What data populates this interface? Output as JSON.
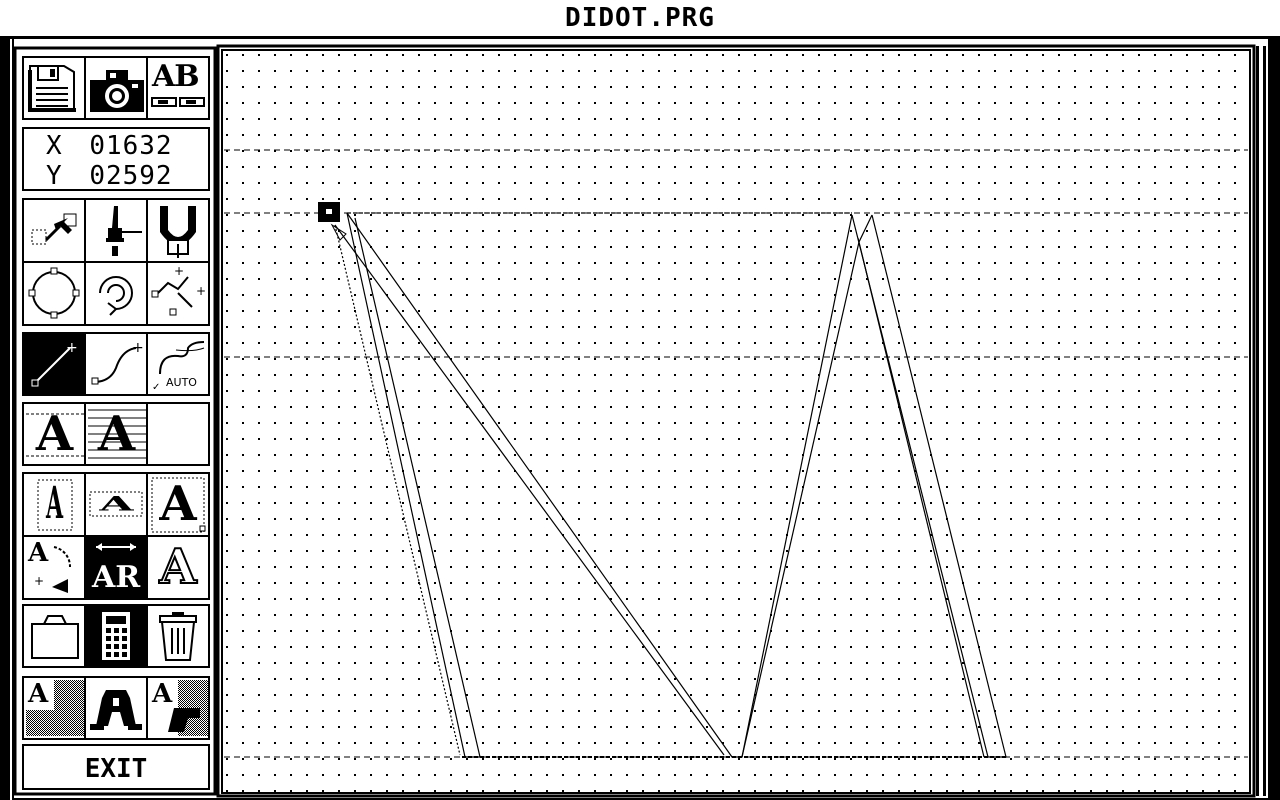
{
  "window": {
    "title": "DIDOT.PRG"
  },
  "coordinates": {
    "x_label": "X",
    "x_value": "01632",
    "y_label": "Y",
    "y_value": "02592"
  },
  "toolbar": {
    "top_icons": [
      "floppy-disk-icon",
      "camera-icon",
      "ab-text-icon"
    ],
    "ab_text": "AB",
    "auto_label": "AUTO",
    "letter": "A",
    "exit_label": "EXIT",
    "active_tools": [
      "draw-line-tool",
      "text-flip-tool",
      "calculator-icon"
    ]
  },
  "canvas": {
    "grid": true,
    "guide_lines": 4,
    "glyph": "M"
  }
}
****************
» EXERCISE TASK: Reproduce the listing exactly. Leave its pictures out.

» RESULT OF THE EXERCISE:
What data populates this interface? Output as JSON.
{
  "window": {
    "title": "DIDOT.PRG"
  },
  "coordinates": {
    "x_label": "X",
    "x_value": "01632",
    "y_label": "Y",
    "y_value": "02592"
  },
  "toolbar": {
    "top_icons": [
      "floppy-disk-icon",
      "camera-icon",
      "ab-text-icon"
    ],
    "ab_text": "AB",
    "auto_label": "AUTO",
    "letter": "A",
    "exit_label": "EXIT",
    "active_tools": [
      "draw-line-tool",
      "text-flip-tool",
      "calculator-icon"
    ]
  },
  "canvas": {
    "grid": true,
    "guide_lines": 4,
    "glyph": "M"
  }
}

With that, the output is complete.